* DATASET RECORDS *
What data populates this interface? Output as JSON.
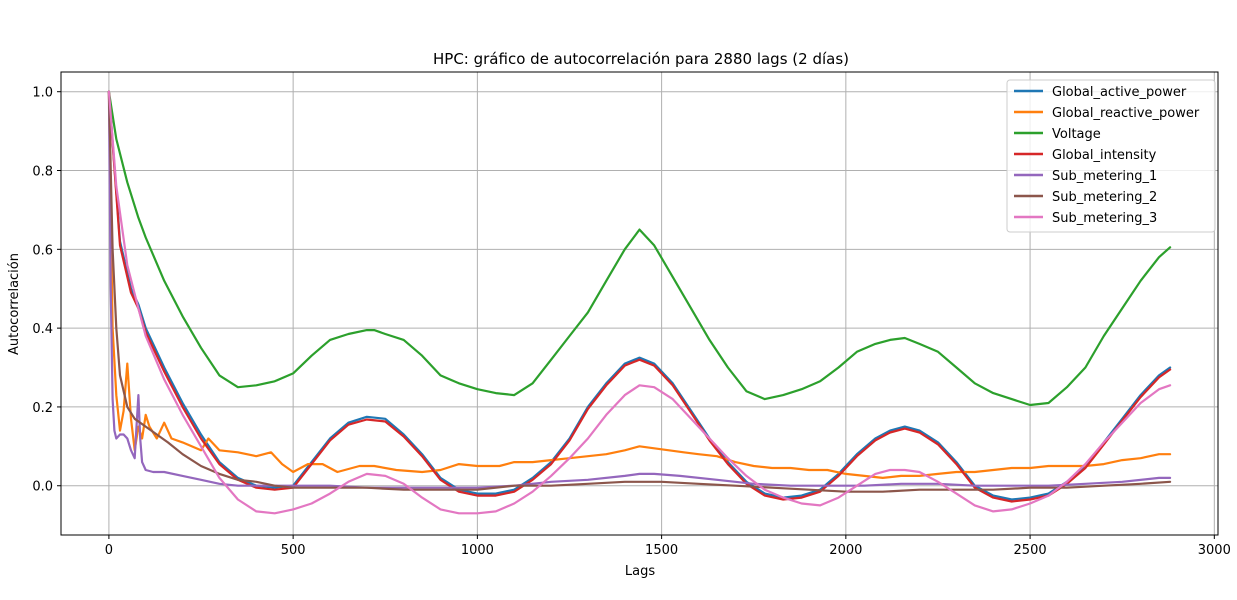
{
  "chart_data": {
    "type": "line",
    "title": "HPC: gráfico de autocorrelación para 2880 lags (2 días)",
    "xlabel": "Lags",
    "ylabel": "Autocorrelación",
    "xlim": [
      -130,
      3010
    ],
    "ylim": [
      -0.125,
      1.05
    ],
    "xticks": [
      0,
      500,
      1000,
      1500,
      2000,
      2500,
      3000
    ],
    "yticks": [
      0.0,
      0.2,
      0.4,
      0.6,
      0.8,
      1.0
    ],
    "xtick_labels": [
      "0",
      "500",
      "1000",
      "1500",
      "2000",
      "2500",
      "3000"
    ],
    "ytick_labels": [
      "0.0",
      "0.2",
      "0.4",
      "0.6",
      "0.8",
      "1.0"
    ],
    "grid": true,
    "legend_position": "top-right",
    "series": [
      {
        "name": "Global_active_power",
        "color": "#1f77b4",
        "x": [
          0,
          30,
          60,
          80,
          100,
          150,
          200,
          250,
          300,
          350,
          400,
          450,
          500,
          550,
          600,
          650,
          700,
          750,
          800,
          850,
          900,
          950,
          1000,
          1050,
          1100,
          1150,
          1200,
          1250,
          1300,
          1350,
          1400,
          1440,
          1480,
          1530,
          1580,
          1630,
          1680,
          1730,
          1780,
          1830,
          1880,
          1930,
          1980,
          2030,
          2080,
          2120,
          2160,
          2200,
          2250,
          2300,
          2350,
          2400,
          2450,
          2500,
          2550,
          2600,
          2650,
          2700,
          2750,
          2800,
          2850,
          2880
        ],
        "y": [
          1.0,
          0.62,
          0.5,
          0.46,
          0.4,
          0.3,
          0.21,
          0.13,
          0.06,
          0.02,
          0.0,
          -0.005,
          0.0,
          0.06,
          0.12,
          0.16,
          0.175,
          0.17,
          0.13,
          0.08,
          0.02,
          -0.01,
          -0.02,
          -0.02,
          -0.01,
          0.02,
          0.06,
          0.12,
          0.2,
          0.26,
          0.31,
          0.325,
          0.31,
          0.26,
          0.19,
          0.12,
          0.06,
          0.01,
          -0.02,
          -0.03,
          -0.025,
          -0.01,
          0.03,
          0.08,
          0.12,
          0.14,
          0.15,
          0.14,
          0.11,
          0.06,
          0.0,
          -0.025,
          -0.035,
          -0.03,
          -0.02,
          0.01,
          0.05,
          0.11,
          0.17,
          0.23,
          0.28,
          0.3
        ]
      },
      {
        "name": "Global_reactive_power",
        "color": "#ff7f0e",
        "x": [
          0,
          10,
          20,
          30,
          40,
          50,
          60,
          70,
          80,
          90,
          100,
          110,
          130,
          150,
          170,
          200,
          250,
          270,
          300,
          350,
          400,
          440,
          470,
          500,
          540,
          580,
          620,
          680,
          720,
          780,
          850,
          900,
          950,
          1000,
          1060,
          1100,
          1150,
          1200,
          1250,
          1300,
          1350,
          1400,
          1440,
          1480,
          1520,
          1560,
          1600,
          1650,
          1700,
          1750,
          1800,
          1850,
          1900,
          1950,
          2000,
          2050,
          2100,
          2150,
          2200,
          2250,
          2300,
          2350,
          2400,
          2450,
          2500,
          2550,
          2600,
          2650,
          2700,
          2750,
          2800,
          2850,
          2880
        ],
        "y": [
          1.0,
          0.4,
          0.23,
          0.14,
          0.19,
          0.31,
          0.17,
          0.09,
          0.15,
          0.12,
          0.18,
          0.15,
          0.12,
          0.16,
          0.12,
          0.11,
          0.09,
          0.12,
          0.09,
          0.085,
          0.075,
          0.085,
          0.055,
          0.035,
          0.055,
          0.055,
          0.035,
          0.05,
          0.05,
          0.04,
          0.035,
          0.04,
          0.055,
          0.05,
          0.05,
          0.06,
          0.06,
          0.065,
          0.07,
          0.075,
          0.08,
          0.09,
          0.1,
          0.095,
          0.09,
          0.085,
          0.08,
          0.075,
          0.06,
          0.05,
          0.045,
          0.045,
          0.04,
          0.04,
          0.03,
          0.025,
          0.02,
          0.025,
          0.025,
          0.03,
          0.035,
          0.035,
          0.04,
          0.045,
          0.045,
          0.05,
          0.05,
          0.05,
          0.055,
          0.065,
          0.07,
          0.08,
          0.08
        ]
      },
      {
        "name": "Voltage",
        "color": "#2ca02c",
        "x": [
          0,
          20,
          50,
          80,
          100,
          150,
          200,
          250,
          300,
          350,
          400,
          450,
          500,
          550,
          600,
          650,
          700,
          720,
          750,
          800,
          850,
          900,
          950,
          1000,
          1050,
          1100,
          1150,
          1200,
          1250,
          1300,
          1350,
          1400,
          1440,
          1480,
          1530,
          1580,
          1630,
          1680,
          1730,
          1780,
          1830,
          1880,
          1930,
          1980,
          2030,
          2080,
          2120,
          2160,
          2200,
          2250,
          2300,
          2350,
          2400,
          2450,
          2500,
          2550,
          2600,
          2650,
          2700,
          2750,
          2800,
          2850,
          2880
        ],
        "y": [
          1.0,
          0.88,
          0.77,
          0.68,
          0.63,
          0.52,
          0.43,
          0.35,
          0.28,
          0.25,
          0.255,
          0.265,
          0.285,
          0.33,
          0.37,
          0.385,
          0.395,
          0.395,
          0.385,
          0.37,
          0.33,
          0.28,
          0.26,
          0.245,
          0.235,
          0.23,
          0.26,
          0.32,
          0.38,
          0.44,
          0.52,
          0.6,
          0.65,
          0.61,
          0.53,
          0.45,
          0.37,
          0.3,
          0.24,
          0.22,
          0.23,
          0.245,
          0.265,
          0.3,
          0.34,
          0.36,
          0.37,
          0.375,
          0.36,
          0.34,
          0.3,
          0.26,
          0.235,
          0.22,
          0.205,
          0.21,
          0.25,
          0.3,
          0.38,
          0.45,
          0.52,
          0.58,
          0.605
        ]
      },
      {
        "name": "Global_intensity",
        "color": "#d62728",
        "x": [
          0,
          30,
          60,
          80,
          100,
          150,
          200,
          250,
          300,
          350,
          400,
          450,
          500,
          550,
          600,
          650,
          700,
          750,
          800,
          850,
          900,
          950,
          1000,
          1050,
          1100,
          1150,
          1200,
          1250,
          1300,
          1350,
          1400,
          1440,
          1480,
          1530,
          1580,
          1630,
          1680,
          1730,
          1780,
          1830,
          1880,
          1930,
          1980,
          2030,
          2080,
          2120,
          2160,
          2200,
          2250,
          2300,
          2350,
          2400,
          2450,
          2500,
          2550,
          2600,
          2650,
          2700,
          2750,
          2800,
          2850,
          2880
        ],
        "y": [
          1.0,
          0.61,
          0.49,
          0.45,
          0.39,
          0.29,
          0.2,
          0.12,
          0.055,
          0.015,
          -0.005,
          -0.01,
          -0.005,
          0.055,
          0.115,
          0.155,
          0.168,
          0.163,
          0.125,
          0.075,
          0.015,
          -0.015,
          -0.025,
          -0.025,
          -0.015,
          0.015,
          0.055,
          0.115,
          0.195,
          0.255,
          0.305,
          0.32,
          0.305,
          0.255,
          0.185,
          0.115,
          0.055,
          0.005,
          -0.025,
          -0.035,
          -0.03,
          -0.015,
          0.025,
          0.075,
          0.115,
          0.135,
          0.145,
          0.135,
          0.105,
          0.055,
          -0.005,
          -0.03,
          -0.04,
          -0.035,
          -0.025,
          0.005,
          0.045,
          0.105,
          0.165,
          0.225,
          0.275,
          0.295
        ]
      },
      {
        "name": "Sub_metering_1",
        "color": "#9467bd",
        "x": [
          0,
          5,
          10,
          15,
          20,
          30,
          40,
          50,
          60,
          70,
          75,
          80,
          85,
          90,
          100,
          120,
          150,
          200,
          250,
          300,
          350,
          400,
          500,
          600,
          700,
          800,
          900,
          1000,
          1100,
          1200,
          1300,
          1400,
          1440,
          1480,
          1550,
          1650,
          1750,
          1850,
          1950,
          2050,
          2150,
          2250,
          2350,
          2450,
          2550,
          2650,
          2750,
          2850,
          2880
        ],
        "y": [
          1.0,
          0.5,
          0.22,
          0.14,
          0.12,
          0.13,
          0.13,
          0.12,
          0.09,
          0.07,
          0.15,
          0.23,
          0.12,
          0.06,
          0.04,
          0.035,
          0.035,
          0.025,
          0.015,
          0.005,
          0.0,
          0.0,
          0.0,
          0.0,
          -0.005,
          -0.005,
          -0.005,
          -0.005,
          0.0,
          0.01,
          0.015,
          0.025,
          0.03,
          0.03,
          0.025,
          0.015,
          0.005,
          0.0,
          0.0,
          0.0,
          0.005,
          0.005,
          0.0,
          0.0,
          0.0,
          0.005,
          0.01,
          0.02,
          0.02
        ]
      },
      {
        "name": "Sub_metering_2",
        "color": "#8c564b",
        "x": [
          0,
          10,
          20,
          30,
          50,
          70,
          100,
          130,
          160,
          200,
          250,
          300,
          350,
          400,
          450,
          500,
          600,
          700,
          800,
          900,
          1000,
          1100,
          1200,
          1300,
          1400,
          1450,
          1500,
          1600,
          1700,
          1800,
          1900,
          2000,
          2100,
          2200,
          2300,
          2400,
          2500,
          2600,
          2700,
          2800,
          2880
        ],
        "y": [
          1.0,
          0.6,
          0.4,
          0.28,
          0.2,
          0.17,
          0.15,
          0.13,
          0.11,
          0.08,
          0.05,
          0.03,
          0.015,
          0.01,
          0.0,
          -0.005,
          -0.005,
          -0.005,
          -0.01,
          -0.01,
          -0.01,
          0.0,
          0.0,
          0.005,
          0.01,
          0.01,
          0.01,
          0.005,
          0.0,
          -0.005,
          -0.01,
          -0.015,
          -0.015,
          -0.01,
          -0.01,
          -0.01,
          -0.005,
          -0.005,
          0.0,
          0.005,
          0.01
        ]
      },
      {
        "name": "Sub_metering_3",
        "color": "#e377c2",
        "x": [
          0,
          20,
          50,
          80,
          100,
          150,
          200,
          250,
          300,
          350,
          400,
          450,
          500,
          550,
          600,
          650,
          700,
          750,
          800,
          850,
          900,
          950,
          1000,
          1050,
          1100,
          1150,
          1200,
          1250,
          1300,
          1350,
          1400,
          1440,
          1480,
          1530,
          1580,
          1630,
          1680,
          1730,
          1780,
          1830,
          1880,
          1930,
          1980,
          2030,
          2080,
          2120,
          2160,
          2200,
          2250,
          2300,
          2350,
          2400,
          2450,
          2500,
          2550,
          2600,
          2650,
          2700,
          2750,
          2800,
          2850,
          2880
        ],
        "y": [
          1.0,
          0.76,
          0.56,
          0.45,
          0.38,
          0.27,
          0.18,
          0.1,
          0.02,
          -0.035,
          -0.065,
          -0.07,
          -0.06,
          -0.045,
          -0.02,
          0.01,
          0.03,
          0.025,
          0.005,
          -0.03,
          -0.06,
          -0.07,
          -0.07,
          -0.065,
          -0.045,
          -0.015,
          0.025,
          0.07,
          0.12,
          0.18,
          0.23,
          0.255,
          0.25,
          0.22,
          0.17,
          0.12,
          0.07,
          0.025,
          -0.01,
          -0.03,
          -0.045,
          -0.05,
          -0.03,
          0.0,
          0.03,
          0.04,
          0.04,
          0.035,
          0.01,
          -0.02,
          -0.05,
          -0.065,
          -0.06,
          -0.045,
          -0.025,
          0.01,
          0.055,
          0.11,
          0.16,
          0.21,
          0.245,
          0.255
        ]
      }
    ]
  }
}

* EXERCISE DIRECTIONS *
Gather every line from the entries above where the word "color" appears, and copy them.

* OUTPUT OF THE EXERCISE *
        "color": "#1f77b4",
        "color": "#ff7f0e",
        "color": "#2ca02c",
        "color": "#d62728",
        "color": "#9467bd",
        "color": "#8c564b",
        "color": "#e377c2",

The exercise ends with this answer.